**Available data**
= Beginning of Section =

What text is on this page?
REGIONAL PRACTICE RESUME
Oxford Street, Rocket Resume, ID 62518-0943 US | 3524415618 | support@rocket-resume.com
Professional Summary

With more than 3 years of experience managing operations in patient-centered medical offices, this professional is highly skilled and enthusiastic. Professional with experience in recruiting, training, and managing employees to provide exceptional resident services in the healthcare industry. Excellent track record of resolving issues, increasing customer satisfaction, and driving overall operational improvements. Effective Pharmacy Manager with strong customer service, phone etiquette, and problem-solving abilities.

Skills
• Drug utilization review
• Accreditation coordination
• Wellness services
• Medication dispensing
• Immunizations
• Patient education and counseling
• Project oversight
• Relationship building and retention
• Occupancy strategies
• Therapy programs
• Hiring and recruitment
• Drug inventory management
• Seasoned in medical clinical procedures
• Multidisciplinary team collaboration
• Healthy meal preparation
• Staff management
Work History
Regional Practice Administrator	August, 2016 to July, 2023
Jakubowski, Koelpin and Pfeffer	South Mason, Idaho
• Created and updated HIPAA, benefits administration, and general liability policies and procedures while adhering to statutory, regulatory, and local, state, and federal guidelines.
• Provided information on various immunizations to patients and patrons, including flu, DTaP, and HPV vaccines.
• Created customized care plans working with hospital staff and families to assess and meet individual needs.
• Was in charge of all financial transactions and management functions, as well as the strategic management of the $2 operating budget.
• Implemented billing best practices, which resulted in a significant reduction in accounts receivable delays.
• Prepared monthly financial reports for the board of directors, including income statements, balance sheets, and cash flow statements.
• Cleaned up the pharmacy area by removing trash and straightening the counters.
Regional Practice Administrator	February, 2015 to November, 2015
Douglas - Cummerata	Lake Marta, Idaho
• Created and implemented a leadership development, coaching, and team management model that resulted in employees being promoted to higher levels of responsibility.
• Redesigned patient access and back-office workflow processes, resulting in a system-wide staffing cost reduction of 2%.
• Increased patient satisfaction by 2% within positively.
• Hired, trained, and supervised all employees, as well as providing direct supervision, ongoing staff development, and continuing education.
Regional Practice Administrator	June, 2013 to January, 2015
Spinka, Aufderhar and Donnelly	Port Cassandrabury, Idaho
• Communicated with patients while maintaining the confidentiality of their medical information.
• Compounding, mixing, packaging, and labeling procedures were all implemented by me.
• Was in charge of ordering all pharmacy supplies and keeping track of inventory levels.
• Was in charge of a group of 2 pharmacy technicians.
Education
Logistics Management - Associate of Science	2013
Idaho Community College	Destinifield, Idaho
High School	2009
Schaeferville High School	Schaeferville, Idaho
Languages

= End of Section =

Search the entries for the word "Administrator", then copy every line in which it is found.

**Completed task**
Regional Practice Administrator	August, 2016 to July, 2023
Regional Practice Administrator	February, 2015 to November, 2015
Regional Practice Administrator	June, 2013 to January, 2015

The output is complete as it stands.